> _Given instruction_: Write out each record again exactly as it stands.

[START OF Input for this task]

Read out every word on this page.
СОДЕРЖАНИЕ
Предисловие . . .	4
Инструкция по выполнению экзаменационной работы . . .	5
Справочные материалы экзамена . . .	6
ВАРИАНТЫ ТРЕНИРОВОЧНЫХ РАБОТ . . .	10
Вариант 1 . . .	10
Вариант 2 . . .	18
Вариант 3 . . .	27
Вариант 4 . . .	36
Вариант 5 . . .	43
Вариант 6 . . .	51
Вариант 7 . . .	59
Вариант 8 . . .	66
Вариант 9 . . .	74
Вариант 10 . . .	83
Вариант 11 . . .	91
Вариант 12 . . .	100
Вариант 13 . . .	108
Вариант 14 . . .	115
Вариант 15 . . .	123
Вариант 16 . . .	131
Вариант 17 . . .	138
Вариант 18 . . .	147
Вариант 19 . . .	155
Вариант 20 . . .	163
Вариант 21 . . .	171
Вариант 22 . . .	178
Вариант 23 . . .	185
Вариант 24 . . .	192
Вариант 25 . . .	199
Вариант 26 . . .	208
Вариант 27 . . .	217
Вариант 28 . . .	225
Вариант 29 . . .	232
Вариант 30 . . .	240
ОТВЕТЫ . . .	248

[END OF Input for this task]

> _Output for this exercise_:
Read out every word on this page.
СОДЕРЖАНИЕ
Предисловие . . .	4
Инструкция по выполнению экзаменационной работы . . .	5
Справочные материалы экзамена . . .	6
ВАРИАНТЫ ТРЕНИРОВОЧНЫХ РАБОТ . . .	10
Вариант 1 . . .	10
Вариант 2 . . .	18
Вариант 3 . . .	27
Вариант 4 . . .	36
Вариант 5 . . .	43
Вариант 6 . . .	51
Вариант 7 . . .	59
Вариант 8 . . .	66
Вариант 9 . . .	74
Вариант 10 . . .	83
Вариант 11 . . .	91
Вариант 12 . . .	100
Вариант 13 . . .	108
Вариант 14 . . .	115
Вариант 15 . . .	123
Вариант 16 . . .	131
Вариант 17 . . .	138
Вариант 18 . . .	147
Вариант 19 . . .	155
Вариант 20 . . .	163
Вариант 21 . . .	171
Вариант 22 . . .	178
Вариант 23 . . .	185
Вариант 24 . . .	192
Вариант 25 . . .	199
Вариант 26 . . .	208
Вариант 27 . . .	217
Вариант 28 . . .	225
Вариант 29 . . .	232
Вариант 30 . . .	240
ОТВЕТЫ . . .	248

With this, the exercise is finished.